Scan the entries below for the word "ngắn". Copy each line that has it.
++++ DATA FOR THE TASK
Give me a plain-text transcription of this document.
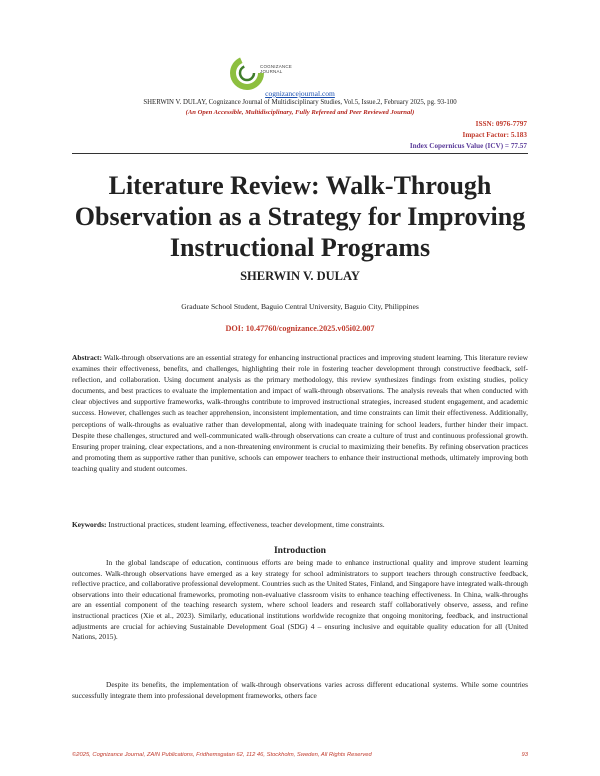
COGNIZANCE
JOURNAL
cognizancejournal.com
SHERWIN V. DULAY, Cognizance Journal of Multidisciplinary Studies, Vol.5, Issue.2, February 2025, pg. 93-100
(An Open Accessible, Multidisciplinary, Fully Refereed and Peer Reviewed Journal)
ISSN: 0976-7797
Impact Factor: 5.183
Index Copernicus Value (ICV) = 77.57
Literature Review: Walk-Through Observation as a Strategy for Improving Instructional Programs
SHERWIN V. DULAY
Graduate School Student, Baguio Central University, Baguio City, Philippines
DOI: 10.47760/cognizance.2025.v05i02.007

Abstract: Walk-through observations are an essential strategy for enhancing instructional practices and improving student learning. This literature review examines their effectiveness, benefits, and challenges, highlighting their role in fostering teacher development through constructive feedback, self-reflection, and collaboration. Using document analysis as the primary methodology, this review synthesizes findings from existing studies, policy documents, and best practices to evaluate the implementation and impact of walk-through observations. The analysis reveals that when conducted with clear objectives and supportive frameworks, walk-throughs contribute to improved instructional strategies, increased student engagement, and academic success. However, challenges such as teacher apprehension, inconsistent implementation, and time constraints can limit their effectiveness. Additionally, perceptions of walk-throughs as evaluative rather than developmental, along with inadequate training for school leaders, further hinder their impact. Despite these challenges, structured and well-communicated walk-through observations can create a culture of trust and continuous professional growth. Ensuring proper training, clear expectations, and a non-threatening environment is crucial to maximizing their benefits. By refining observation practices and promoting them as supportive rather than punitive, schools can empower teachers to enhance their instructional methods, ultimately improving both teaching quality and student outcomes.

Keywords: Instructional practices, student learning, effectiveness, teacher development, time constraints.

Introduction

In the global landscape of education, continuous efforts are being made to enhance instructional quality and improve student learning outcomes. Walk-through observations have emerged as a key strategy for school administrators to support teachers through constructive feedback, reflective practice, and collaborative professional development. Countries such as the United States, Finland, and Singapore have integrated walk-through observations into their educational frameworks, promoting non-evaluative classroom visits to enhance teaching effectiveness. In China, walk-throughs are an essential component of the teaching research system, where school leaders and research staff collaboratively observe, assess, and refine instructional practices (Xie et al., 2023). Similarly, educational institutions worldwide recognize that ongoing monitoring, feedback, and instructional adjustments are crucial for achieving Sustainable Development Goal (SDG) 4 – ensuring inclusive and equitable quality education for all (United Nations, 2015).

Despite its benefits, the implementation of walk-through observations varies across different educational systems. While some countries successfully integrate them into professional development frameworks, others face

©2025, Cognizance Journal, ZAIN Publications, Fridhemsgatan 62, 112 46, Stockholm, Sweden, All Rights Reserved	93
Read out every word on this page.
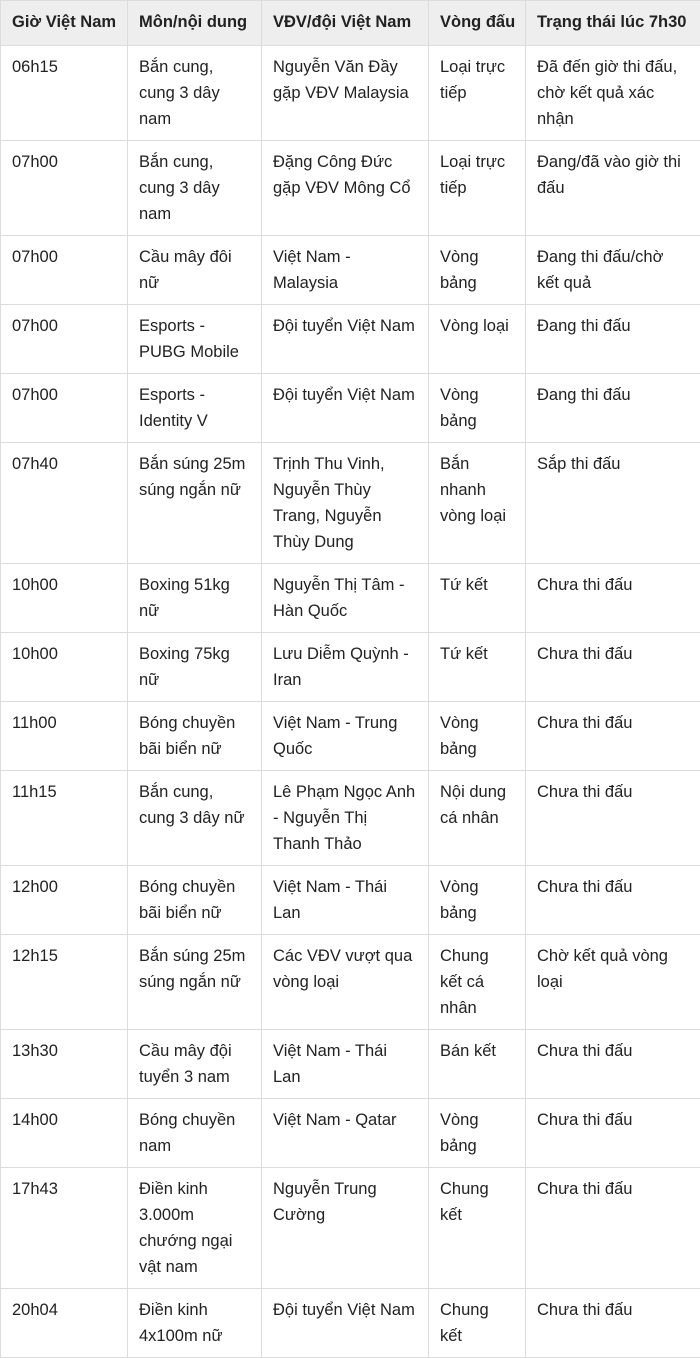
Giờ Việt Nam	Môn/nội dung	VĐV/đội Việt Nam	Vòng đấu	Trạng thái lúc 7h30
06h15	Bắn cung, cung 3 dây nam	Nguyễn Văn Đầy gặp VĐV Malaysia	Loại trực tiếp	Đã đến giờ thi đấu, chờ kết quả xác nhận
07h00	Bắn cung, cung 3 dây nam	Đặng Công Đức gặp VĐV Mông Cổ	Loại trực tiếp	Đang/đã vào giờ thi đấu
07h00	Cầu mây đôi nữ	Việt Nam - Malaysia	Vòng bảng	Đang thi đấu/chờ kết quả
07h00	Esports - PUBG Mobile	Đội tuyển Việt Nam	Vòng loại	Đang thi đấu
07h00	Esports - Identity V	Đội tuyển Việt Nam	Vòng bảng	Đang thi đấu
07h40	Bắn súng 25m súng ngắn nữ	Trịnh Thu Vinh, Nguyễn Thùy Trang, Nguyễn Thùy Dung	Bắn nhanh vòng loại	Sắp thi đấu
10h00	Boxing 51kg nữ	Nguyễn Thị Tâm - Hàn Quốc	Tứ kết	Chưa thi đấu
10h00	Boxing 75kg nữ	Lưu Diễm Quỳnh - Iran	Tứ kết	Chưa thi đấu
11h00	Bóng chuyền bãi biển nữ	Việt Nam - Trung Quốc	Vòng bảng	Chưa thi đấu
11h15	Bắn cung, cung 3 dây nữ	Lê Phạm Ngọc Anh - Nguyễn Thị Thanh Thảo	Nội dung cá nhân	Chưa thi đấu
12h00	Bóng chuyền bãi biển nữ	Việt Nam - Thái Lan	Vòng bảng	Chưa thi đấu
12h15	Bắn súng 25m súng ngắn nữ	Các VĐV vượt qua vòng loại	Chung kết cá nhân	Chờ kết quả vòng loại
13h30	Cầu mây đội tuyển 3 nam	Việt Nam - Thái Lan	Bán kết	Chưa thi đấu
14h00	Bóng chuyền nam	Việt Nam - Qatar	Vòng bảng	Chưa thi đấu
17h43	Điền kinh 3.000m chướng ngại vật nam	Nguyễn Trung Cường	Chung kết	Chưa thi đấu
20h04	Điền kinh 4x100m nữ	Đội tuyển Việt Nam	Chung kết	Chưa thi đấu
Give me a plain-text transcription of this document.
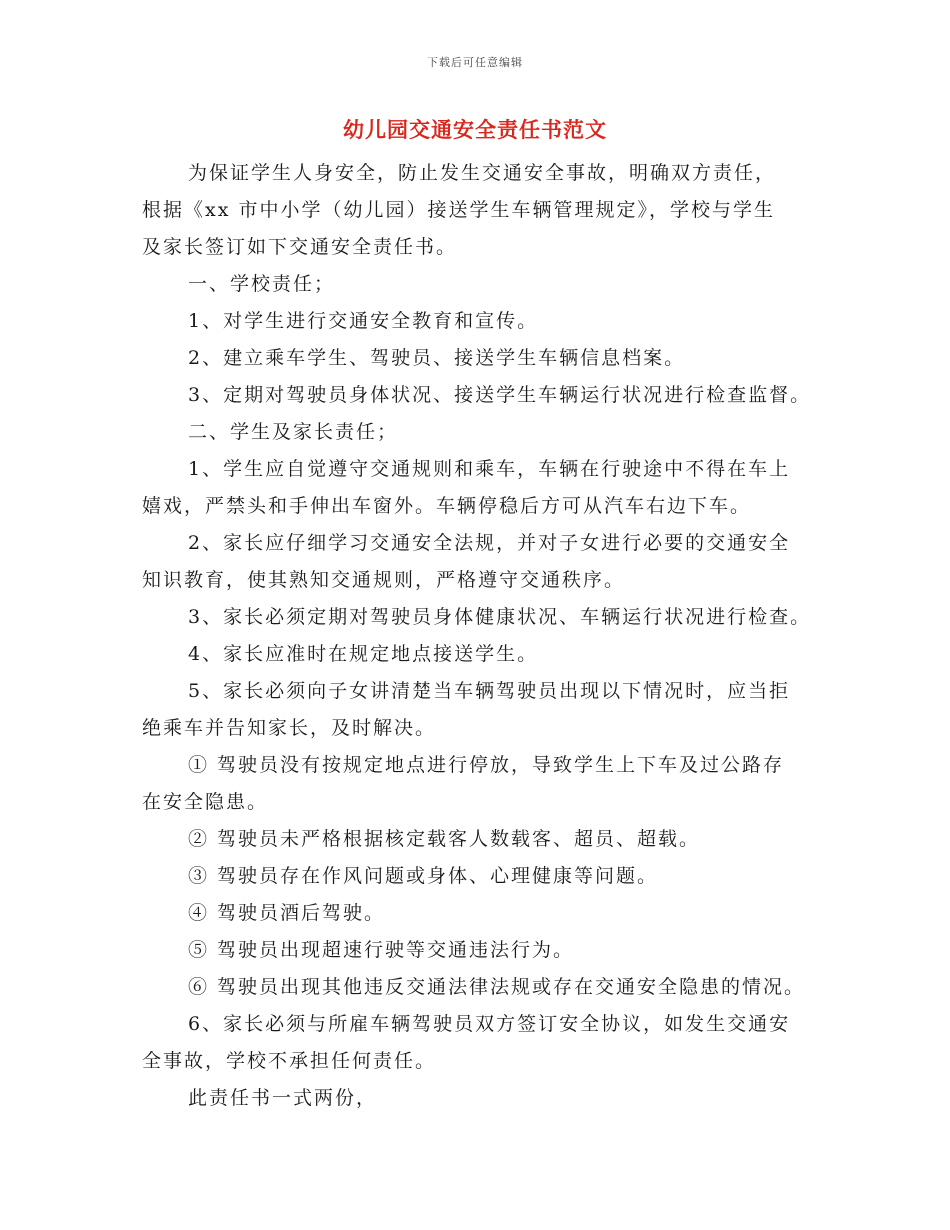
下载后可任意编辑
幼儿园交通安全责任书范文

为保证学生人身安全，防止发生交通安全事故，明确双方责任，
根据《xx 市中小学（幼儿园）接送学生车辆管理规定》，学校与学生
及家长签订如下交通安全责任书。

一、学校责任；

1、对学生进行交通安全教育和宣传。

2、建立乘车学生、驾驶员、接送学生车辆信息档案。

3、定期对驾驶员身体状况、接送学生车辆运行状况进行检查监督。

二、学生及家长责任；

1、学生应自觉遵守交通规则和乘车，车辆在行驶途中不得在车上
嬉戏，严禁头和手伸出车窗外。车辆停稳后方可从汽车右边下车。

2、家长应仔细学习交通安全法规，并对子女进行必要的交通安全
知识教育，使其熟知交通规则，严格遵守交通秩序。

3、家长必须定期对驾驶员身体健康状况、车辆运行状况进行检查。

4、家长应准时在规定地点接送学生。

5、家长必须向子女讲清楚当车辆驾驶员出现以下情况时，应当拒
绝乘车并告知家长，及时解决。

① 驾驶员没有按规定地点进行停放，导致学生上下车及过公路存
在安全隐患。

② 驾驶员未严格根据核定载客人数载客、超员、超载。

③ 驾驶员存在作风问题或身体、心理健康等问题。

④ 驾驶员酒后驾驶。

⑤ 驾驶员出现超速行驶等交通违法行为。

⑥ 驾驶员出现其他违反交通法律法规或存在交通安全隐患的情况。

6、家长必须与所雇车辆驾驶员双方签订安全协议，如发生交通安
全事故，学校不承担任何责任。

此责任书一式两份，
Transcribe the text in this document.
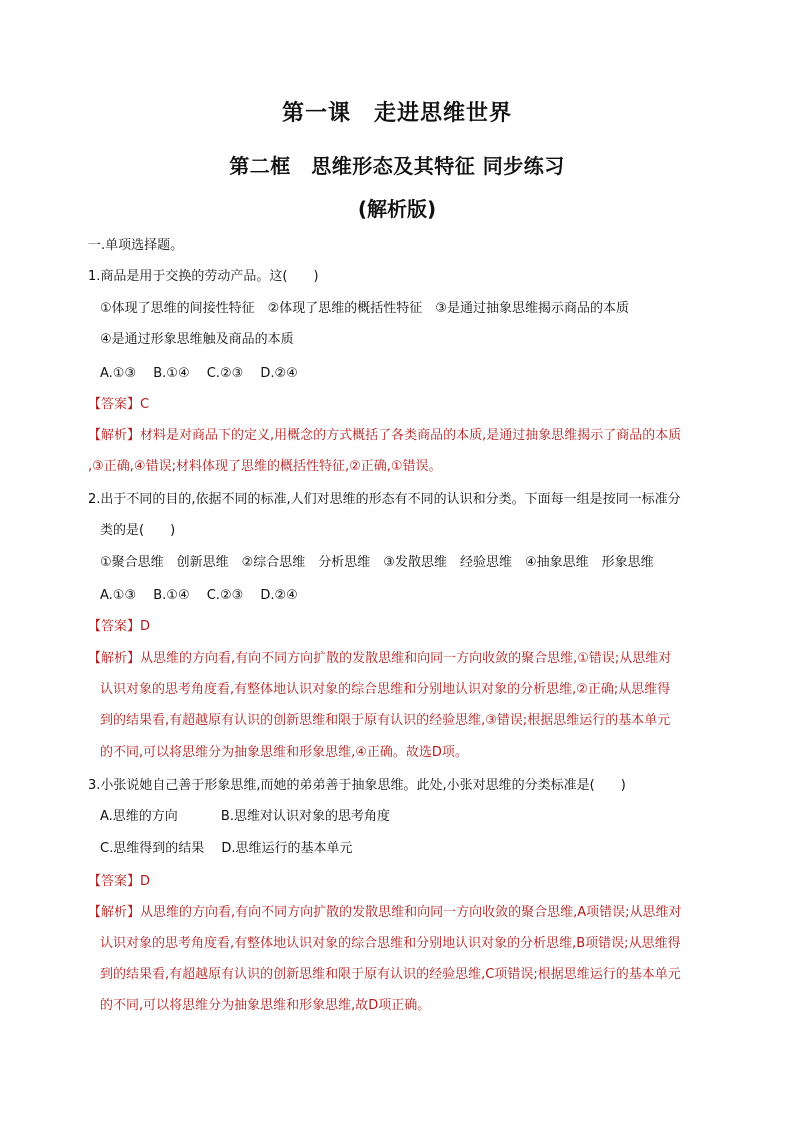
第一课　走进思维世界
第二框　思维形态及其特征 同步练习
(解析版)
一.单项选择题。
1.商品是用于交换的劳动产品。这(　　)
①体现了思维的间接性特征　②体现了思维的概括性特征　③是通过抽象思维揭示商品的本质
④是通过形象思维触及商品的本质
A.①③　 B.①④　 C.②③　 D.②④
【答案】C
【解析】材料是对商品下的定义,用概念的方式概括了各类商品的本质,是通过抽象思维揭示了商品的本质
,③正确,④错误;材料体现了思维的概括性特征,②正确,①错误。
2.出于不同的目的,依据不同的标准,人们对思维的形态有不同的认识和分类。下面每一组是按同一标准分
类的是(　　)
①聚合思维　创新思维　②综合思维　分析思维　③发散思维　经验思维　④抽象思维　形象思维
A.①③　 B.①④　 C.②③　 D.②④
【答案】D
【解析】从思维的方向看,有向不同方向扩散的发散思维和向同一方向收敛的聚合思维,①错误;从思维对
认识对象的思考角度看,有整体地认识对象的综合思维和分别地认识对象的分析思维,②正确;从思维得
到的结果看,有超越原有认识的创新思维和限于原有认识的经验思维,③错误;根据思维运行的基本单元
的不同,可以将思维分为抽象思维和形象思维,④正确。故选D项。
3.小张说她自己善于形象思维,而她的弟弟善于抽象思维。此处,小张对思维的分类标准是(　　)
A.思维的方向　　　 B.思维对认识对象的思考角度
C.思维得到的结果　 D.思维运行的基本单元
【答案】D
【解析】从思维的方向看,有向不同方向扩散的发散思维和向同一方向收敛的聚合思维,A项错误;从思维对
认识对象的思考角度看,有整体地认识对象的综合思维和分别地认识对象的分析思维,B项错误;从思维得
到的结果看,有超越原有认识的创新思维和限于原有认识的经验思维,C项错误;根据思维运行的基本单元
的不同,可以将思维分为抽象思维和形象思维,故D项正确。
++++++++
## WRITTEN RESPONSE
07h40	Bắn súng 25m súng ngắn nữ	Trịnh Thu Vinh, Nguyễn Thùy Trang, Nguyễn Thùy Dung	Bắn nhanh vòng loại	Sắp thi đấu
12h15	Bắn súng 25m súng ngắn nữ	Các VĐV vượt qua vòng loại	Chung kết cá nhân	Chờ kết quả vòng loại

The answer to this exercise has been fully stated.